*Written task*. Leave out the pictures and reproduce all of the data exactly.

*Supplied records*.
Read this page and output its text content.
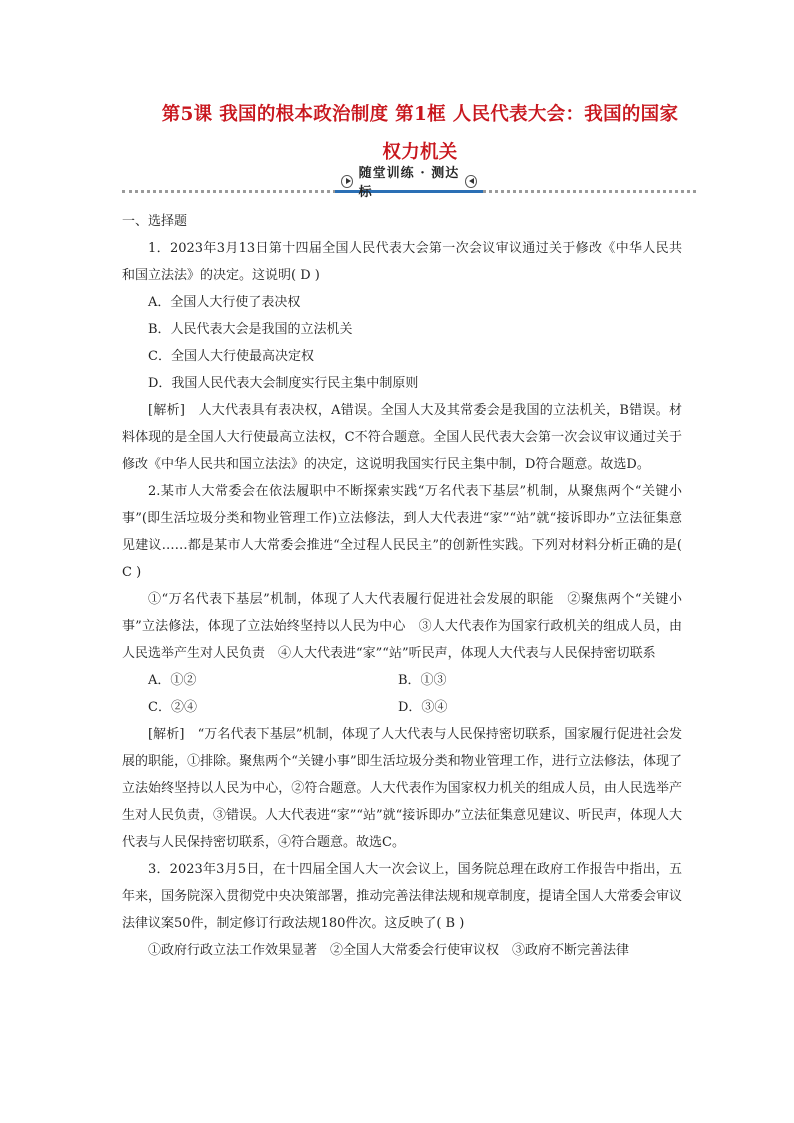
第5课 我国的根本政治制度 第1框 人民代表大会：我国的国家
权力机关
随堂训练 · 测达标

一、选择题

1．2023年3月13日第十四届全国人民代表大会第一次会议审议通过关于修改《中华人民共和国立法法》的决定。这说明( D )

A．全国人大行使了表决权

B．人民代表大会是我国的立法机关

C．全国人大行使最高决定权

D．我国人民代表大会制度实行民主集中制原则

[解析]　人大代表具有表决权，A错误。全国人大及其常委会是我国的立法机关，B错误。材料体现的是全国人大行使最高立法权，C不符合题意。全国人民代表大会第一次会议审议通过关于修改《中华人民共和国立法法》的决定，这说明我国实行民主集中制，D符合题意。故选D。

2.某市人大常委会在依法履职中不断探索实践“万名代表下基层”机制，从聚焦两个“关键小事”(即生活垃圾分类和物业管理工作)立法修法，到人大代表进“家”“站”就“接诉即办”立法征集意见建议……都是某市人大常委会推进“全过程人民民主”的创新性实践。下列对材料分析正确的是( C )

①“万名代表下基层”机制，体现了人大代表履行促进社会发展的职能　②聚焦两个“关键小事”立法修法，体现了立法始终坚持以人民为中心　③人大代表作为国家行政机关的组成人员，由人民选举产生对人民负责　④人大代表进“家”“站”听民声，体现人大代表与人民保持密切联系

A．①②	B．①③
C．②④	D．③④

[解析]　“万名代表下基层”机制，体现了人大代表与人民保持密切联系，国家履行促进社会发展的职能，①排除。聚焦两个“关键小事”即生活垃圾分类和物业管理工作，进行立法修法，体现了立法始终坚持以人民为中心，②符合题意。人大代表作为国家权力机关的组成人员，由人民选举产生对人民负责，③错误。人大代表进“家”“站”就“接诉即办”立法征集意见建议、听民声，体现人大代表与人民保持密切联系，④符合题意。故选C。

3．2023年3月5日，在十四届全国人大一次会议上，国务院总理在政府工作报告中指出，五年来，国务院深入贯彻党中央决策部署，推动完善法律法规和规章制度，提请全国人大常委会审议法律议案50件，制定修订行政法规180件次。这反映了( B )

①政府行政立法工作效果显著　②全国人大常委会行使审议权　③政府不断完善法律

*Solution for this exercise*.
Read this page and output its text content.
第5课 我国的根本政治制度 第1框 人民代表大会：我国的国家
权力机关
随堂训练 · 测达标

一、选择题

1．2023年3月13日第十四届全国人民代表大会第一次会议审议通过关于修改《中华人民共和国立法法》的决定。这说明( D )

A．全国人大行使了表决权

B．人民代表大会是我国的立法机关

C．全国人大行使最高决定权

D．我国人民代表大会制度实行民主集中制原则

[解析]　人大代表具有表决权，A错误。全国人大及其常委会是我国的立法机关，B错误。材料体现的是全国人大行使最高立法权，C不符合题意。全国人民代表大会第一次会议审议通过关于修改《中华人民共和国立法法》的决定，这说明我国实行民主集中制，D符合题意。故选D。

2.某市人大常委会在依法履职中不断探索实践“万名代表下基层”机制，从聚焦两个“关键小事”(即生活垃圾分类和物业管理工作)立法修法，到人大代表进“家”“站”就“接诉即办”立法征集意见建议……都是某市人大常委会推进“全过程人民民主”的创新性实践。下列对材料分析正确的是( C )

①“万名代表下基层”机制，体现了人大代表履行促进社会发展的职能　②聚焦两个“关键小事”立法修法，体现了立法始终坚持以人民为中心　③人大代表作为国家行政机关的组成人员，由人民选举产生对人民负责　④人大代表进“家”“站”听民声，体现人大代表与人民保持密切联系

A．①②	B．①③
C．②④	D．③④

[解析]　“万名代表下基层”机制，体现了人大代表与人民保持密切联系，国家履行促进社会发展的职能，①排除。聚焦两个“关键小事”即生活垃圾分类和物业管理工作，进行立法修法，体现了立法始终坚持以人民为中心，②符合题意。人大代表作为国家权力机关的组成人员，由人民选举产生对人民负责，③错误。人大代表进“家”“站”就“接诉即办”立法征集意见建议、听民声，体现人大代表与人民保持密切联系，④符合题意。故选C。

3．2023年3月5日，在十四届全国人大一次会议上，国务院总理在政府工作报告中指出，五年来，国务院深入贯彻党中央决策部署，推动完善法律法规和规章制度，提请全国人大常委会审议法律议案50件，制定修订行政法规180件次。这反映了( B )

①政府行政立法工作效果显著　②全国人大常委会行使审议权　③政府不断完善法律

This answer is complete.